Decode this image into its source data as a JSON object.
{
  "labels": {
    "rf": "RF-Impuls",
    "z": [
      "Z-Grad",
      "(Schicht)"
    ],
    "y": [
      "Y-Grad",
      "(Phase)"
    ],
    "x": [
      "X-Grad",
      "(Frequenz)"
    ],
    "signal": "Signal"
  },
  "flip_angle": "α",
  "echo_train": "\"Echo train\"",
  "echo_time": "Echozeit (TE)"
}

--

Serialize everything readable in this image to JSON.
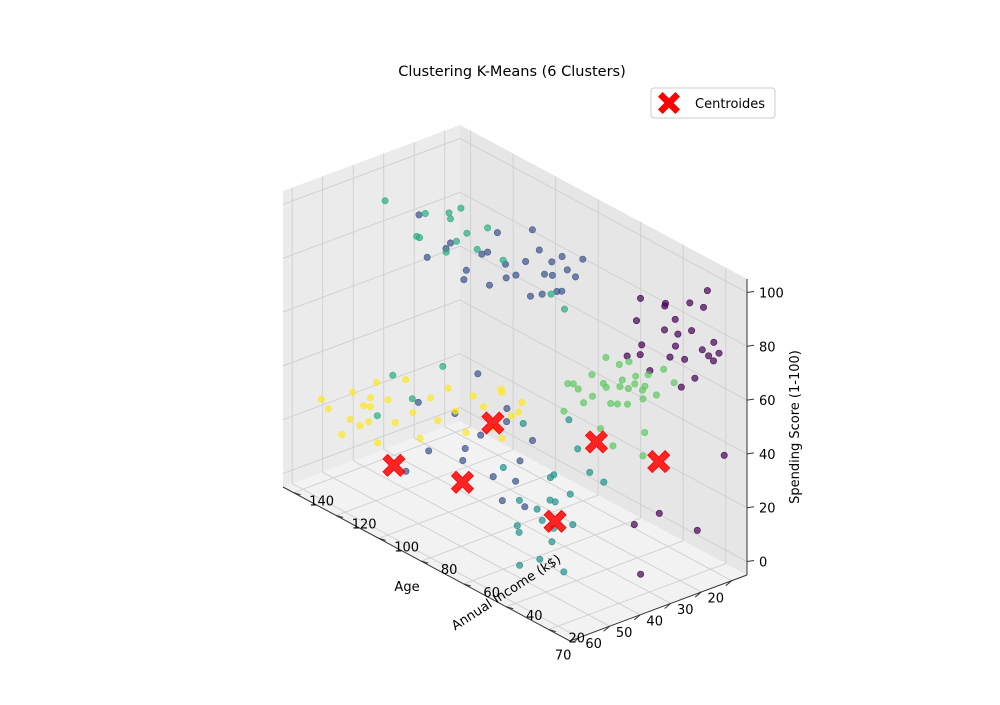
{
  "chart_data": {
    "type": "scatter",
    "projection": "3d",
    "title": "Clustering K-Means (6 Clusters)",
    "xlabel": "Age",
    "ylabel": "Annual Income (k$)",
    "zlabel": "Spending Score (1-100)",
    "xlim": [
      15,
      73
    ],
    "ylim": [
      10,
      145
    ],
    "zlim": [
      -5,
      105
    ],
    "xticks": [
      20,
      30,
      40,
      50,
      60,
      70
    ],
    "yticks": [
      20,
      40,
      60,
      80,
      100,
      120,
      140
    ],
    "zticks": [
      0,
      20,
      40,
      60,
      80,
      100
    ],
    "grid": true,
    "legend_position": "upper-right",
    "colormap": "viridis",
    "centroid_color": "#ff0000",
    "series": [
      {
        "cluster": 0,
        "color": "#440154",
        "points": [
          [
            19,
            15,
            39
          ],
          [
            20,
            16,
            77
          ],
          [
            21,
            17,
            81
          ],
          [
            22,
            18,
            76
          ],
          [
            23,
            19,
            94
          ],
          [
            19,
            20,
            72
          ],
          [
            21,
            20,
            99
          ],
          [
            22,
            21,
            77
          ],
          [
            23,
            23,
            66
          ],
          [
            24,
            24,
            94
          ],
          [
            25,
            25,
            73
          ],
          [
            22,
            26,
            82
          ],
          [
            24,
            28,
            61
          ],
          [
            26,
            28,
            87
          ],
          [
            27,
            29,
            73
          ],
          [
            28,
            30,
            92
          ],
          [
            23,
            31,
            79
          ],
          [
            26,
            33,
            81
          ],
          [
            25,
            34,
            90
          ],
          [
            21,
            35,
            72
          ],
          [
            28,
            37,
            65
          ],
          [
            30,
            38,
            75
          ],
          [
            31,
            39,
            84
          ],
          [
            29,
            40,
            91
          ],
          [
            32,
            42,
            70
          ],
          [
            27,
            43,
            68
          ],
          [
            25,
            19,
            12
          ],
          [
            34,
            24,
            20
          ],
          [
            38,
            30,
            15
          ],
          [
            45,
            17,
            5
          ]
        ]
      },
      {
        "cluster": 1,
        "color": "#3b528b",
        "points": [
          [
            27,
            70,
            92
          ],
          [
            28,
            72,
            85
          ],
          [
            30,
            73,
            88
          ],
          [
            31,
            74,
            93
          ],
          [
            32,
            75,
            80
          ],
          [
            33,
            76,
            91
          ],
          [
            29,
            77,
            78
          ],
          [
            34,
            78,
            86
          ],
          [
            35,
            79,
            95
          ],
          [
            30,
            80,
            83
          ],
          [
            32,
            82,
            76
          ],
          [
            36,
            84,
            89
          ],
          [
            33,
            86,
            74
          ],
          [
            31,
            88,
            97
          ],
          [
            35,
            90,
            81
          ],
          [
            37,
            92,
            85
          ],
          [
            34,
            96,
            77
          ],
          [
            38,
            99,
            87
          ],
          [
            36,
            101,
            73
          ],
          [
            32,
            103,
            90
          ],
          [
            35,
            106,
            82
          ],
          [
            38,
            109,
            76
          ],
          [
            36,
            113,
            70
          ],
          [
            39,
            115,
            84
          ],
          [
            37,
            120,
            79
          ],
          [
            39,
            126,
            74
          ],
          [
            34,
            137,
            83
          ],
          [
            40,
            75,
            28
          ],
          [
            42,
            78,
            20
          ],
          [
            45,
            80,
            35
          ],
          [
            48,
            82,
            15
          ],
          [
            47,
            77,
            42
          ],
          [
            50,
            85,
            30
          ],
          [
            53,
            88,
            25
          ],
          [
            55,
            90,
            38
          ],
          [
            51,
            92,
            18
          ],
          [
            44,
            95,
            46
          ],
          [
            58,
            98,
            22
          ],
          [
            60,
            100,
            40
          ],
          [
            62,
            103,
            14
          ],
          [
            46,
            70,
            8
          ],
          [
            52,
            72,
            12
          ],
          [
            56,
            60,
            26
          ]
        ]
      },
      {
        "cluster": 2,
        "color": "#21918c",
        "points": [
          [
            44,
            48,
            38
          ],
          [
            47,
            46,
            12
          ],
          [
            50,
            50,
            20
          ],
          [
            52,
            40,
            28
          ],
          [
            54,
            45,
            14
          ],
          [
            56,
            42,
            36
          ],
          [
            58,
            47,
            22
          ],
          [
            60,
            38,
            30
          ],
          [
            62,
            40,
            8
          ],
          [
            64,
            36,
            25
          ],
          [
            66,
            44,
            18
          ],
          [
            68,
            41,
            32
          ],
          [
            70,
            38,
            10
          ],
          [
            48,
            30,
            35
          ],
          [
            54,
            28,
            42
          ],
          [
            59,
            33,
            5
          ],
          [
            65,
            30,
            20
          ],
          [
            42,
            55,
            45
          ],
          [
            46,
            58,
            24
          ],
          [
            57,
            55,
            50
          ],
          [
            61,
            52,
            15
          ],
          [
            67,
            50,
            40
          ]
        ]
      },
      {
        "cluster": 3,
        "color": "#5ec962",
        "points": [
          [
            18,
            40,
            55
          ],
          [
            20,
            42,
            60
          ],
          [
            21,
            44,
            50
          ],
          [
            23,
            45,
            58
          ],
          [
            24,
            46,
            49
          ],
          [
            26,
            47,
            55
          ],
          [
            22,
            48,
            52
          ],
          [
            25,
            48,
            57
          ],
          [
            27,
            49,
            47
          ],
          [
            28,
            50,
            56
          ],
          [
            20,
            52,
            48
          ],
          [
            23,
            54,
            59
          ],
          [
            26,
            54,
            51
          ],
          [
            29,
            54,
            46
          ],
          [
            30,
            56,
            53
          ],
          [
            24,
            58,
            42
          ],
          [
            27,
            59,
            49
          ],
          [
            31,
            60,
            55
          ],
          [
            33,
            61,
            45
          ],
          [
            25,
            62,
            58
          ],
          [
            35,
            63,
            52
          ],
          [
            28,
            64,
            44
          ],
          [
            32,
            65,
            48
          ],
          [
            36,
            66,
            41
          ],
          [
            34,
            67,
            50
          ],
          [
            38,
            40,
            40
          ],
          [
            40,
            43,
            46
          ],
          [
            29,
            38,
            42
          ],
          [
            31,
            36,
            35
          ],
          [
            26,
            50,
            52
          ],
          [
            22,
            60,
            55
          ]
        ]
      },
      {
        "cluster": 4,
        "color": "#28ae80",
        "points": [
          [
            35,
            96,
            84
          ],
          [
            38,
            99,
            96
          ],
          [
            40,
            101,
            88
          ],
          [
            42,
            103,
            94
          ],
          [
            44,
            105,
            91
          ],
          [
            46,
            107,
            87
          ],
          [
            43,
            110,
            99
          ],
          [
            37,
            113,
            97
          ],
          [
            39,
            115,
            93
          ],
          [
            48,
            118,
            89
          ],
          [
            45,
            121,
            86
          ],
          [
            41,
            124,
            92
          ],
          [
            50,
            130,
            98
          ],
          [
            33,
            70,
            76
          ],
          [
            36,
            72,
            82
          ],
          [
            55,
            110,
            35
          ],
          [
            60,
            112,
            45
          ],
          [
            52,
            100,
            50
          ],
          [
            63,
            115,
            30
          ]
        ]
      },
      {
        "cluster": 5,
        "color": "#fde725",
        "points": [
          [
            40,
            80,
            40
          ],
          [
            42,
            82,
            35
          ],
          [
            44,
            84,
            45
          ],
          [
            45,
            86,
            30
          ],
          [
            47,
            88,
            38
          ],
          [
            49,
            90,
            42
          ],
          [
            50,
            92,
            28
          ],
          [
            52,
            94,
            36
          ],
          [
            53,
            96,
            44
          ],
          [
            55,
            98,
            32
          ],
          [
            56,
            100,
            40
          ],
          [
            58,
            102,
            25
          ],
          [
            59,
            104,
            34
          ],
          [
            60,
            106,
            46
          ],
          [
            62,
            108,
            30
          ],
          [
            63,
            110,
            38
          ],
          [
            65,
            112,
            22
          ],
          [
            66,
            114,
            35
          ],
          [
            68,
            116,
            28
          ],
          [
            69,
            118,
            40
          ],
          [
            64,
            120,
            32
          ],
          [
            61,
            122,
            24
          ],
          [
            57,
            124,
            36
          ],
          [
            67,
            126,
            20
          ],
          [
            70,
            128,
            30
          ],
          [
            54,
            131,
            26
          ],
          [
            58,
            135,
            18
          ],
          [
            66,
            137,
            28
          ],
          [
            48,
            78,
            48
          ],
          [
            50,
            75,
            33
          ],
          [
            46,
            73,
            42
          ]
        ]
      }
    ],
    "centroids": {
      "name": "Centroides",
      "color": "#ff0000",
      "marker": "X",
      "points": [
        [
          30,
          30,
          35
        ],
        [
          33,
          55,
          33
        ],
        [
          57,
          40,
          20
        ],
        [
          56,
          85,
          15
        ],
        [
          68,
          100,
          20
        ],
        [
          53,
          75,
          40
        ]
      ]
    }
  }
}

### Requirement
Your task is to pick out every line with the string "JSON" and copy it.

### Exercise solution
Decode this image into its source data as a JSON object.
Serialize everything readable in this image to JSON.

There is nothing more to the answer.